### WHAT IS ASKED
Each line of the material below should be reproduced exactly.

Saved entries
# # # # #

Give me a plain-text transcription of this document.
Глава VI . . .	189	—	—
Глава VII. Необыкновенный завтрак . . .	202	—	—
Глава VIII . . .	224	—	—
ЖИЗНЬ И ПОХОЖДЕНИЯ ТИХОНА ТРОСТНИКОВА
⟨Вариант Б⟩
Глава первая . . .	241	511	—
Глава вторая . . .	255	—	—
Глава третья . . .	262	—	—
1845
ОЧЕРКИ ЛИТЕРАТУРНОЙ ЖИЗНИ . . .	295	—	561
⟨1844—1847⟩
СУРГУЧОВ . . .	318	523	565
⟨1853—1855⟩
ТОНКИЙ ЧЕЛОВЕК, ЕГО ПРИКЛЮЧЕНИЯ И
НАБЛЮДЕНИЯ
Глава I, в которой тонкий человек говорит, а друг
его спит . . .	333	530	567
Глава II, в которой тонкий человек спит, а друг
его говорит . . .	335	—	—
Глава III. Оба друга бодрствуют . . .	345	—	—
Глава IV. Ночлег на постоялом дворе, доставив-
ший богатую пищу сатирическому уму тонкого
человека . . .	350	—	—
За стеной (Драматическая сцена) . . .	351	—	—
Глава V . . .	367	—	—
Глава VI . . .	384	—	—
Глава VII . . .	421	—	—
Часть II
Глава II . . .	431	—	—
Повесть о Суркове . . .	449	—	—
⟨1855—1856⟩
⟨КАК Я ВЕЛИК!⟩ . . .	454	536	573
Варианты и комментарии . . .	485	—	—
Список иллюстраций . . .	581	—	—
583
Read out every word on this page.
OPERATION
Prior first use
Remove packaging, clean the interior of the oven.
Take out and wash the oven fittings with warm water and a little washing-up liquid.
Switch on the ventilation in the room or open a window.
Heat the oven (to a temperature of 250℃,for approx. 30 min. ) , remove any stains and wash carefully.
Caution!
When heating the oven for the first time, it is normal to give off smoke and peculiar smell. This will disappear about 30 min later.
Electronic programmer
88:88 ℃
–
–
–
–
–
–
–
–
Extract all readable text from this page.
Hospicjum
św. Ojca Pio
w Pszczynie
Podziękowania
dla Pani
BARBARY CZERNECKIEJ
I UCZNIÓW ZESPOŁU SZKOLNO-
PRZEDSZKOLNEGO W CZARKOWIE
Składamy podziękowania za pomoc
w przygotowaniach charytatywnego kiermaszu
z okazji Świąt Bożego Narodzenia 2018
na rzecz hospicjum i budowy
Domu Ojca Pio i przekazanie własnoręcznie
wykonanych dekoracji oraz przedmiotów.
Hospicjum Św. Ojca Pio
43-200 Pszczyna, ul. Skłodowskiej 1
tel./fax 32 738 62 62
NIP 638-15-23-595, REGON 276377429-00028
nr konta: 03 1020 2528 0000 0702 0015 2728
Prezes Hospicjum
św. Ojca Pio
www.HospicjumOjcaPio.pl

# # # # #

### SOLUTION TO THIS EXERCISE
Give me a plain-text transcription of this document.
Глава VI . . .	189	—	—
Глава VII. Необыкновенный завтрак . . .	202	—	—
Глава VIII . . .	224	—	—
ЖИЗНЬ И ПОХОЖДЕНИЯ ТИХОНА ТРОСТНИКОВА
⟨Вариант Б⟩
Глава первая . . .	241	511	—
Глава вторая . . .	255	—	—
Глава третья . . .	262	—	—
1845
ОЧЕРКИ ЛИТЕРАТУРНОЙ ЖИЗНИ . . .	295	—	561
⟨1844—1847⟩
СУРГУЧОВ . . .	318	523	565
⟨1853—1855⟩
ТОНКИЙ ЧЕЛОВЕК, ЕГО ПРИКЛЮЧЕНИЯ И
НАБЛЮДЕНИЯ
Глава I, в которой тонкий человек говорит, а друг
его спит . . .	333	530	567
Глава II, в которой тонкий человек спит, а друг
его говорит . . .	335	—	—
Глава III. Оба друга бодрствуют . . .	345	—	—
Глава IV. Ночлег на постоялом дворе, доставив-
ший богатую пищу сатирическому уму тонкого
человека . . .	350	—	—
За стеной (Драматическая сцена) . . .	351	—	—
Глава V . . .	367	—	—
Глава VI . . .	384	—	—
Глава VII . . .	421	—	—
Часть II
Глава II . . .	431	—	—
Повесть о Суркове . . .	449	—	—
⟨1855—1856⟩
⟨КАК Я ВЕЛИК!⟩ . . .	454	536	573
Варианты и комментарии . . .	485	—	—
Список иллюстраций . . .	581	—	—
583
Read out every word on this page.
OPERATION
Prior first use
Remove packaging, clean the interior of the oven.
Take out and wash the oven fittings with warm water and a little washing-up liquid.
Switch on the ventilation in the room or open a window.
Heat the oven (to a temperature of 250℃,for approx. 30 min. ) , remove any stains and wash carefully.
Caution!
When heating the oven for the first time, it is normal to give off smoke and peculiar smell. This will disappear about 30 min later.
Electronic programmer
88:88 ℃
–
–
–
–
–
–
–
–
Extract all readable text from this page.
Hospicjum
św. Ojca Pio
w Pszczynie
Podziękowania
dla Pani
BARBARY CZERNECKIEJ
I UCZNIÓW ZESPOŁU SZKOLNO-
PRZEDSZKOLNEGO W CZARKOWIE
Składamy podziękowania za pomoc
w przygotowaniach charytatywnego kiermaszu
z okazji Świąt Bożego Narodzenia 2018
na rzecz hospicjum i budowy
Domu Ojca Pio i przekazanie własnoręcznie
wykonanych dekoracji oraz przedmiotów.
Hospicjum Św. Ojca Pio
43-200 Pszczyna, ul. Skłodowskiej 1
tel./fax 32 738 62 62
NIP 638-15-23-595, REGON 276377429-00028
nr konta: 03 1020 2528 0000 0702 0015 2728
Prezes Hospicjum
św. Ojca Pio
www.HospicjumOjcaPio.pl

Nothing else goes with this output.